**Your task:**
Search the data for the string "type" and extract every line where it appears.

**Working data:**
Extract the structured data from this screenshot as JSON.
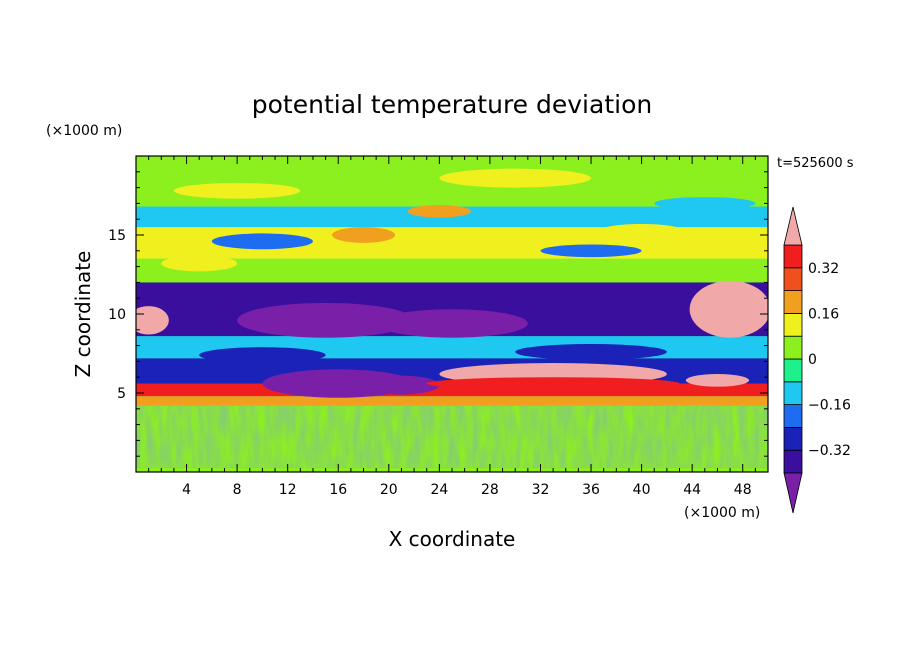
{
  "chart_data": {
    "type": "heatmap",
    "title": "potential temperature deviation",
    "xlabel": "X coordinate",
    "ylabel": "Z coordinate",
    "x_unit": "(×1000 m)",
    "y_unit": "(×1000 m)",
    "time_label": "t=525600 s",
    "xlim": [
      0,
      50
    ],
    "ylim": [
      0,
      20
    ],
    "x_ticks": [
      4,
      8,
      12,
      16,
      20,
      24,
      28,
      32,
      36,
      40,
      44,
      48
    ],
    "y_ticks": [
      5,
      10,
      15
    ],
    "colorbar": {
      "levels": [
        -0.4,
        -0.32,
        -0.24,
        -0.16,
        -0.08,
        0,
        0.08,
        0.16,
        0.24,
        0.32,
        0.4
      ],
      "labels": [
        "0.32",
        "0.16",
        "0",
        "−0.16",
        "−0.32"
      ],
      "label_values": [
        0.32,
        0.16,
        0,
        -0.16,
        -0.32
      ],
      "colors": [
        "#7a1fa8",
        "#3a0f9e",
        "#1a22b8",
        "#1e6cf0",
        "#1ec8f0",
        "#1ef08c",
        "#8cf01e",
        "#f0f01e",
        "#f0a01e",
        "#f0501e",
        "#f01e1e",
        "#f0a8a8"
      ],
      "extend": "both"
    },
    "bands": [
      {
        "z": [
          0.0,
          0.3
        ],
        "value": 0.0
      },
      {
        "z": [
          0.3,
          4.2
        ],
        "value": 0.02
      },
      {
        "z": [
          4.2,
          4.8
        ],
        "value": 0.16
      },
      {
        "z": [
          4.8,
          5.6
        ],
        "value": 0.36
      },
      {
        "z": [
          5.6,
          7.2
        ],
        "value": -0.3
      },
      {
        "z": [
          7.2,
          8.6
        ],
        "value": -0.1
      },
      {
        "z": [
          8.6,
          12.0
        ],
        "value": -0.36
      },
      {
        "z": [
          12.0,
          13.5
        ],
        "value": 0.05
      },
      {
        "z": [
          13.5,
          15.5
        ],
        "value": 0.1
      },
      {
        "z": [
          15.5,
          16.8
        ],
        "value": -0.1
      },
      {
        "z": [
          16.8,
          20.0
        ],
        "value": 0.04
      }
    ]
  }
}
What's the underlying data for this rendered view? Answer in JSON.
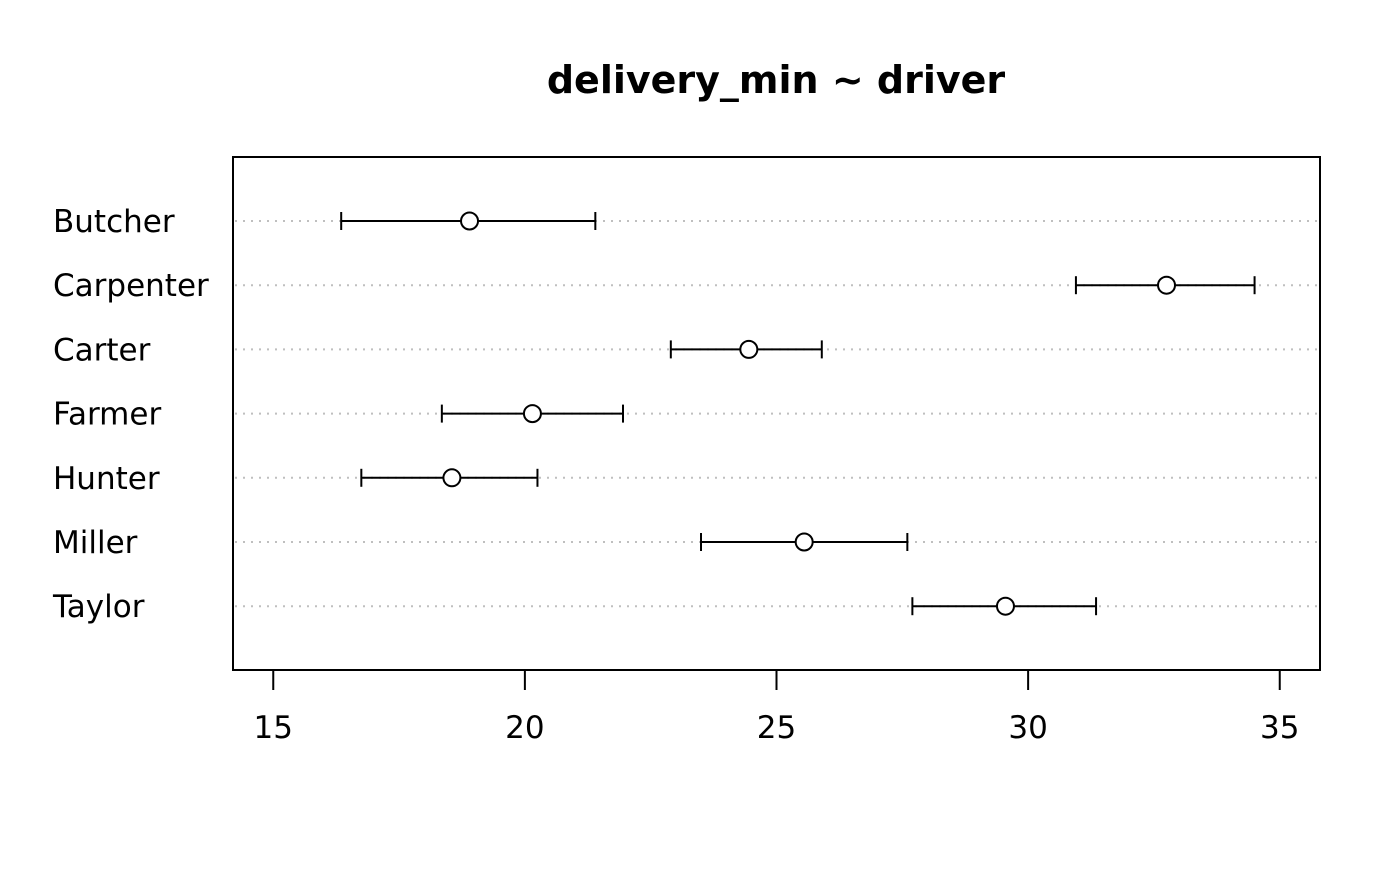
{
  "chart_data": {
    "type": "dotplot-errorbar",
    "title": "delivery_min ~ driver",
    "xlabel": "",
    "ylabel": "",
    "xlim": [
      14.2,
      35.8
    ],
    "xticks": [
      15,
      20,
      25,
      30,
      35
    ],
    "grid": "dotted horizontal guide per category",
    "legend": "none",
    "categories": [
      "Butcher",
      "Carpenter",
      "Carter",
      "Farmer",
      "Hunter",
      "Miller",
      "Taylor"
    ],
    "series": [
      {
        "estimate": [
          18.9,
          32.75,
          24.45,
          20.15,
          18.55,
          25.55,
          29.55
        ],
        "lower": [
          16.35,
          30.95,
          22.9,
          18.35,
          16.75,
          23.5,
          27.7
        ],
        "upper": [
          21.4,
          34.5,
          25.9,
          21.95,
          20.25,
          27.6,
          31.35
        ]
      }
    ],
    "colors": {
      "line": "#000000",
      "point_fill": "#ffffff",
      "grid": "#bfbfbf"
    }
  }
}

**Full output:**
    "type": "heatmap",
    "type": "dotplot-errorbar",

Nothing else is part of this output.